# [What the exercise asks]
All records below must be retyped exactly.

# [Given data]
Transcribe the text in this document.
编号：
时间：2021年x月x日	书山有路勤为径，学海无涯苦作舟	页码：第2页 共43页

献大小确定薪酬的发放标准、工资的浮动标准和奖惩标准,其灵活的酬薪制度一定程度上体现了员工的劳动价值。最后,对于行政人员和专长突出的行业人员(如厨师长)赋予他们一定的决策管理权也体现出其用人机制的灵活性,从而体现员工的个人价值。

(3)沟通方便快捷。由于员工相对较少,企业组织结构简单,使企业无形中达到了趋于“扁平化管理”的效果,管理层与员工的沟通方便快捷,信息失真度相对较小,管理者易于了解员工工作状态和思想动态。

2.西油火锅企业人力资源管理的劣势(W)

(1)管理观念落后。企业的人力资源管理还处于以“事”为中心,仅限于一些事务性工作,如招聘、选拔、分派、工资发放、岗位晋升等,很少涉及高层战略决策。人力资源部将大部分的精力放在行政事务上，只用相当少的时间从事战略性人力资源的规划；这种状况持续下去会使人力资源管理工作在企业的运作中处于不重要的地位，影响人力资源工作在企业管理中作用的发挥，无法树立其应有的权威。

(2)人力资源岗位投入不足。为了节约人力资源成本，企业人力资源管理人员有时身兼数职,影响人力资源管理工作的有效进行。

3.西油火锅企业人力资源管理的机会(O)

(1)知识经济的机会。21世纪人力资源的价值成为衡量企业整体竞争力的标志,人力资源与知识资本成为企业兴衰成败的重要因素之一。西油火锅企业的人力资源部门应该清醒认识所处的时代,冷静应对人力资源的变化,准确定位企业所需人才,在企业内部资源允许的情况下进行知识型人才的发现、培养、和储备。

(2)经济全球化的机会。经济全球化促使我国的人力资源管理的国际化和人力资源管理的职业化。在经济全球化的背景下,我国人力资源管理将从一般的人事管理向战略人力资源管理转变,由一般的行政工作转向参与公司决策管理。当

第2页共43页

# [The result]
Transcribe the text in this document.
编号：
时间：2021年x月x日	书山有路勤为径，学海无涯苦作舟	页码：第2页 共43页

献大小确定薪酬的发放标准、工资的浮动标准和奖惩标准,其灵活的酬薪制度一定程度上体现了员工的劳动价值。最后,对于行政人员和专长突出的行业人员(如厨师长)赋予他们一定的决策管理权也体现出其用人机制的灵活性,从而体现员工的个人价值。

(3)沟通方便快捷。由于员工相对较少,企业组织结构简单,使企业无形中达到了趋于“扁平化管理”的效果,管理层与员工的沟通方便快捷,信息失真度相对较小,管理者易于了解员工工作状态和思想动态。

2.西油火锅企业人力资源管理的劣势(W)

(1)管理观念落后。企业的人力资源管理还处于以“事”为中心,仅限于一些事务性工作,如招聘、选拔、分派、工资发放、岗位晋升等,很少涉及高层战略决策。人力资源部将大部分的精力放在行政事务上，只用相当少的时间从事战略性人力资源的规划；这种状况持续下去会使人力资源管理工作在企业的运作中处于不重要的地位，影响人力资源工作在企业管理中作用的发挥，无法树立其应有的权威。

(2)人力资源岗位投入不足。为了节约人力资源成本，企业人力资源管理人员有时身兼数职,影响人力资源管理工作的有效进行。

3.西油火锅企业人力资源管理的机会(O)

(1)知识经济的机会。21世纪人力资源的价值成为衡量企业整体竞争力的标志,人力资源与知识资本成为企业兴衰成败的重要因素之一。西油火锅企业的人力资源部门应该清醒认识所处的时代,冷静应对人力资源的变化,准确定位企业所需人才,在企业内部资源允许的情况下进行知识型人才的发现、培养、和储备。

(2)经济全球化的机会。经济全球化促使我国的人力资源管理的国际化和人力资源管理的职业化。在经济全球化的背景下,我国人力资源管理将从一般的人事管理向战略人力资源管理转变,由一般的行政工作转向参与公司决策管理。当

第2页共43页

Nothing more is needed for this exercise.